(Task requirements) Write the data out again in full, with no departure from the original.
[BEGIN Information shown]
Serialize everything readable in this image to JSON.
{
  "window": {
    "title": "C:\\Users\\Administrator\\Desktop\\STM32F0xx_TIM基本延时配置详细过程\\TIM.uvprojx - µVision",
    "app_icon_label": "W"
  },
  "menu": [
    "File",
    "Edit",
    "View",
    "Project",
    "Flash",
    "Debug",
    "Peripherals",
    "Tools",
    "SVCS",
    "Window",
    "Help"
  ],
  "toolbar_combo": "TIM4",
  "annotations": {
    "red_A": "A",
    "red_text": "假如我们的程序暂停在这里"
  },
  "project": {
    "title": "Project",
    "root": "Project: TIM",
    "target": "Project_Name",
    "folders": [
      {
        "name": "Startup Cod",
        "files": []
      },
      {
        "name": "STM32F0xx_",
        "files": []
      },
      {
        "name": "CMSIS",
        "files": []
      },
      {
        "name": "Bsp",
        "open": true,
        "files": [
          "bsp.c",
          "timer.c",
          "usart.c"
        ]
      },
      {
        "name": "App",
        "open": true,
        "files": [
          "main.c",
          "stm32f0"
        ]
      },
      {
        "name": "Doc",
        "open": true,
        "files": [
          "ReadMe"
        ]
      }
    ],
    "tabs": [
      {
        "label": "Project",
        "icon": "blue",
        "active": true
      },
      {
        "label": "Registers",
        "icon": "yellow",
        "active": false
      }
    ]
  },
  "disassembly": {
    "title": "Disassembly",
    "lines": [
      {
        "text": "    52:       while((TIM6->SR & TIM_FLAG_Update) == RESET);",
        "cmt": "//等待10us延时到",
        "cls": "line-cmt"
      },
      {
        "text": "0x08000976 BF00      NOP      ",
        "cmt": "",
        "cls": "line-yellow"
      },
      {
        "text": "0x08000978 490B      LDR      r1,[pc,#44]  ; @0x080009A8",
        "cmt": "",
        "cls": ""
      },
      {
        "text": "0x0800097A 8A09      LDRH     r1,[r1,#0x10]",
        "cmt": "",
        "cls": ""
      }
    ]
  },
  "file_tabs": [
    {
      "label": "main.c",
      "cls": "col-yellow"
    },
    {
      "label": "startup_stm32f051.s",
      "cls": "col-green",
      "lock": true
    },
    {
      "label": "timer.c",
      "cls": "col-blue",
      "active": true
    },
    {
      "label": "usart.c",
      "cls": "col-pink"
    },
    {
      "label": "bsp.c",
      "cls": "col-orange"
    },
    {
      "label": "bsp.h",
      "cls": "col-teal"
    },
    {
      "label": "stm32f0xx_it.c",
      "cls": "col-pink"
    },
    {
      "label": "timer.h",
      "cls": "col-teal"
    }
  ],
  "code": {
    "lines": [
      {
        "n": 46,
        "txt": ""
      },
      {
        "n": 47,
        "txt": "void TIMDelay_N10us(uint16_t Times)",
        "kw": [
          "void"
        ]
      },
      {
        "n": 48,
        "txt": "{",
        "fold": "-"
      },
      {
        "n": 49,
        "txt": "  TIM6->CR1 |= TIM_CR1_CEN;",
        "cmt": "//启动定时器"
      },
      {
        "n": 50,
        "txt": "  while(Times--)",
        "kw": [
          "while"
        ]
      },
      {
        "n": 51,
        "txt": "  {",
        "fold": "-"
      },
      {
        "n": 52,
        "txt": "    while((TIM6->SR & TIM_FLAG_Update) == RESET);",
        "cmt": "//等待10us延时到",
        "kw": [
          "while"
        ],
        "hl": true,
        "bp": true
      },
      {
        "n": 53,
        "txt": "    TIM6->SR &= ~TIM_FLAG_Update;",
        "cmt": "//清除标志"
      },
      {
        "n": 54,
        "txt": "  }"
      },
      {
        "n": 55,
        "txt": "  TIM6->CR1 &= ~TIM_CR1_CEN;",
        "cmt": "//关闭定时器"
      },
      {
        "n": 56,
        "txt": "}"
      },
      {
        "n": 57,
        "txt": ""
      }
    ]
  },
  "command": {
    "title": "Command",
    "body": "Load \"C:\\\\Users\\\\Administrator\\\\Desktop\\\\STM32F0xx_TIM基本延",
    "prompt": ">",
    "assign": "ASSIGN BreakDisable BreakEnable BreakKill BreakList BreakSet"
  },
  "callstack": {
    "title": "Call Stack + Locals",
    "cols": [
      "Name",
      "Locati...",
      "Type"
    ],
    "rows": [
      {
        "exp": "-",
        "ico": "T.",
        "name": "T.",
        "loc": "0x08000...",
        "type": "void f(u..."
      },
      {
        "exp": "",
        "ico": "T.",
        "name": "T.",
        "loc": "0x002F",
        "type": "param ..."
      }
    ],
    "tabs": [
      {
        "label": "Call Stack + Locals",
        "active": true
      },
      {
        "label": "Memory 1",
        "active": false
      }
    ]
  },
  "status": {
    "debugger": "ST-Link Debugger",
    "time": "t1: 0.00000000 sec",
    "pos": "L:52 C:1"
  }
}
[END Information shown]
(Full output)
Serialize everything readable in this image to JSON.
{
  "window": {
    "title": "C:\\Users\\Administrator\\Desktop\\STM32F0xx_TIM基本延时配置详细过程\\TIM.uvprojx - µVision",
    "app_icon_label": "W"
  },
  "menu": [
    "File",
    "Edit",
    "View",
    "Project",
    "Flash",
    "Debug",
    "Peripherals",
    "Tools",
    "SVCS",
    "Window",
    "Help"
  ],
  "toolbar_combo": "TIM4",
  "annotations": {
    "red_A": "A",
    "red_text": "假如我们的程序暂停在这里"
  },
  "project": {
    "title": "Project",
    "root": "Project: TIM",
    "target": "Project_Name",
    "folders": [
      {
        "name": "Startup Cod",
        "files": []
      },
      {
        "name": "STM32F0xx_",
        "files": []
      },
      {
        "name": "CMSIS",
        "files": []
      },
      {
        "name": "Bsp",
        "open": true,
        "files": [
          "bsp.c",
          "timer.c",
          "usart.c"
        ]
      },
      {
        "name": "App",
        "open": true,
        "files": [
          "main.c",
          "stm32f0"
        ]
      },
      {
        "name": "Doc",
        "open": true,
        "files": [
          "ReadMe"
        ]
      }
    ],
    "tabs": [
      {
        "label": "Project",
        "icon": "blue",
        "active": true
      },
      {
        "label": "Registers",
        "icon": "yellow",
        "active": false
      }
    ]
  },
  "disassembly": {
    "title": "Disassembly",
    "lines": [
      {
        "text": "    52:       while((TIM6->SR & TIM_FLAG_Update) == RESET);",
        "cmt": "//等待10us延时到",
        "cls": "line-cmt"
      },
      {
        "text": "0x08000976 BF00      NOP      ",
        "cmt": "",
        "cls": "line-yellow"
      },
      {
        "text": "0x08000978 490B      LDR      r1,[pc,#44]  ; @0x080009A8",
        "cmt": "",
        "cls": ""
      },
      {
        "text": "0x0800097A 8A09      LDRH     r1,[r1,#0x10]",
        "cmt": "",
        "cls": ""
      }
    ]
  },
  "file_tabs": [
    {
      "label": "main.c",
      "cls": "col-yellow"
    },
    {
      "label": "startup_stm32f051.s",
      "cls": "col-green",
      "lock": true
    },
    {
      "label": "timer.c",
      "cls": "col-blue",
      "active": true
    },
    {
      "label": "usart.c",
      "cls": "col-pink"
    },
    {
      "label": "bsp.c",
      "cls": "col-orange"
    },
    {
      "label": "bsp.h",
      "cls": "col-teal"
    },
    {
      "label": "stm32f0xx_it.c",
      "cls": "col-pink"
    },
    {
      "label": "timer.h",
      "cls": "col-teal"
    }
  ],
  "code": {
    "lines": [
      {
        "n": 46,
        "txt": ""
      },
      {
        "n": 47,
        "txt": "void TIMDelay_N10us(uint16_t Times)",
        "kw": [
          "void"
        ]
      },
      {
        "n": 48,
        "txt": "{",
        "fold": "-"
      },
      {
        "n": 49,
        "txt": "  TIM6->CR1 |= TIM_CR1_CEN;",
        "cmt": "//启动定时器"
      },
      {
        "n": 50,
        "txt": "  while(Times--)",
        "kw": [
          "while"
        ]
      },
      {
        "n": 51,
        "txt": "  {",
        "fold": "-"
      },
      {
        "n": 52,
        "txt": "    while((TIM6->SR & TIM_FLAG_Update) == RESET);",
        "cmt": "//等待10us延时到",
        "kw": [
          "while"
        ],
        "hl": true,
        "bp": true
      },
      {
        "n": 53,
        "txt": "    TIM6->SR &= ~TIM_FLAG_Update;",
        "cmt": "//清除标志"
      },
      {
        "n": 54,
        "txt": "  }"
      },
      {
        "n": 55,
        "txt": "  TIM6->CR1 &= ~TIM_CR1_CEN;",
        "cmt": "//关闭定时器"
      },
      {
        "n": 56,
        "txt": "}"
      },
      {
        "n": 57,
        "txt": ""
      }
    ]
  },
  "command": {
    "title": "Command",
    "body": "Load \"C:\\\\Users\\\\Administrator\\\\Desktop\\\\STM32F0xx_TIM基本延",
    "prompt": ">",
    "assign": "ASSIGN BreakDisable BreakEnable BreakKill BreakList BreakSet"
  },
  "callstack": {
    "title": "Call Stack + Locals",
    "cols": [
      "Name",
      "Locati...",
      "Type"
    ],
    "rows": [
      {
        "exp": "-",
        "ico": "T.",
        "name": "T.",
        "loc": "0x08000...",
        "type": "void f(u..."
      },
      {
        "exp": "",
        "ico": "T.",
        "name": "T.",
        "loc": "0x002F",
        "type": "param ..."
      }
    ],
    "tabs": [
      {
        "label": "Call Stack + Locals",
        "active": true
      },
      {
        "label": "Memory 1",
        "active": false
      }
    ]
  },
  "status": {
    "debugger": "ST-Link Debugger",
    "time": "t1: 0.00000000 sec",
    "pos": "L:52 C:1"
  }
}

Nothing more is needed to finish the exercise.